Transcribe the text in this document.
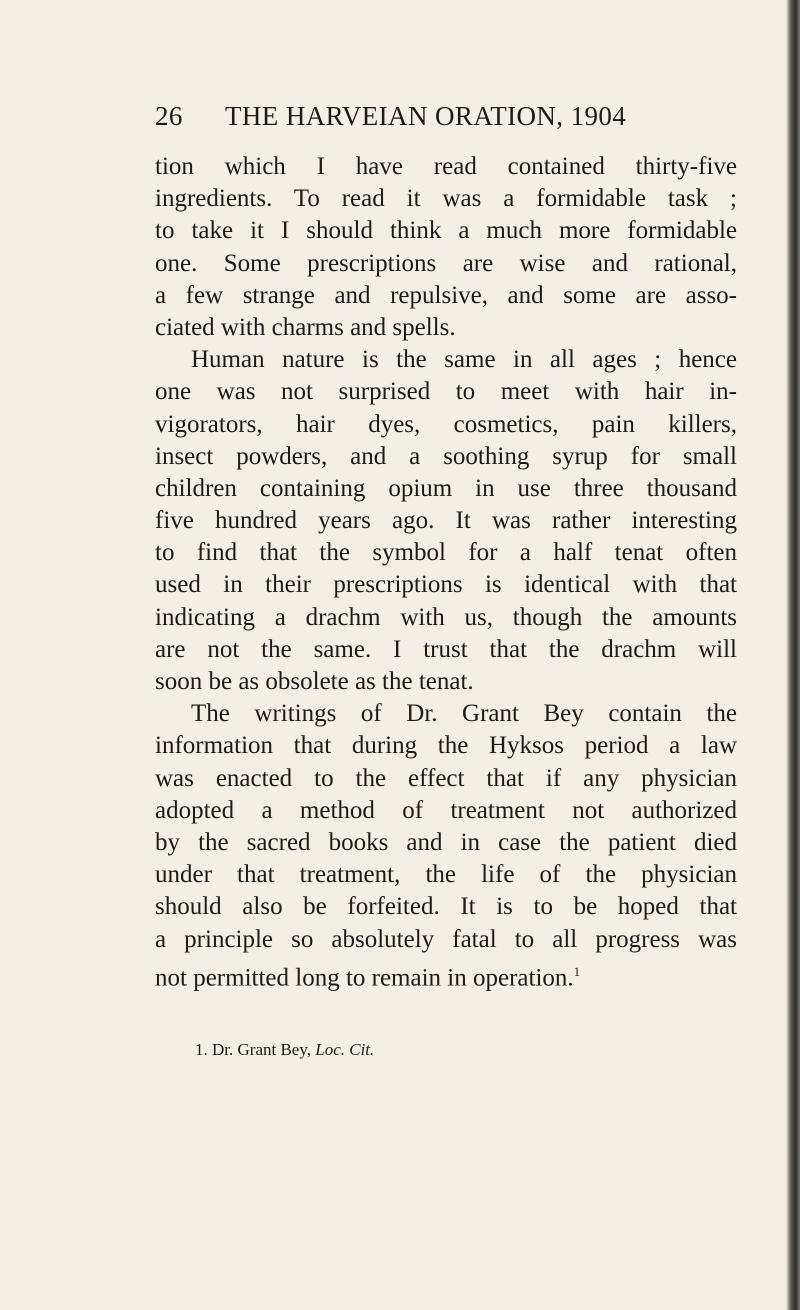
26 THE HARVEIAN ORATION, 1904
tion which I have read contained thirty-five
ingredients. To read it was a formidable task ;
to take it I should think a much more formidable
one. Some prescriptions are wise and rational,
a few strange and repulsive, and some are asso-
ciated with charms and spells.
Human nature is the same in all ages ; hence
one was not surprised to meet with hair in-
vigorators, hair dyes, cosmetics, pain killers,
insect powders, and a soothing syrup for small
children containing opium in use three thousand
five hundred years ago. It was rather interesting
to find that the symbol for a half tenat often
used in their prescriptions is identical with that
indicating a drachm with us, though the amounts
are not the same. I trust that the drachm will
soon be as obsolete as the tenat.
The writings of Dr. Grant Bey contain the
information that during the Hyksos period a law
was enacted to the effect that if any physician
adopted a method of treatment not authorized
by the sacred books and in case the patient died
under that treatment, the life of the physician
should also be forfeited. It is to be hoped that
a principle so absolutely fatal to all progress was
not permitted long to remain in operation.$^1$
1. Dr. Grant Bey, Loc. Cit.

——

**DIRECTIONS FOR THIS TASK:**
Take every line containing the word "with" and copy it.

**REPLY:**
ciated with charms and spells.
one was not surprised to meet with hair in-
used in their prescriptions is identical with that
indicating a drachm with us, though the amounts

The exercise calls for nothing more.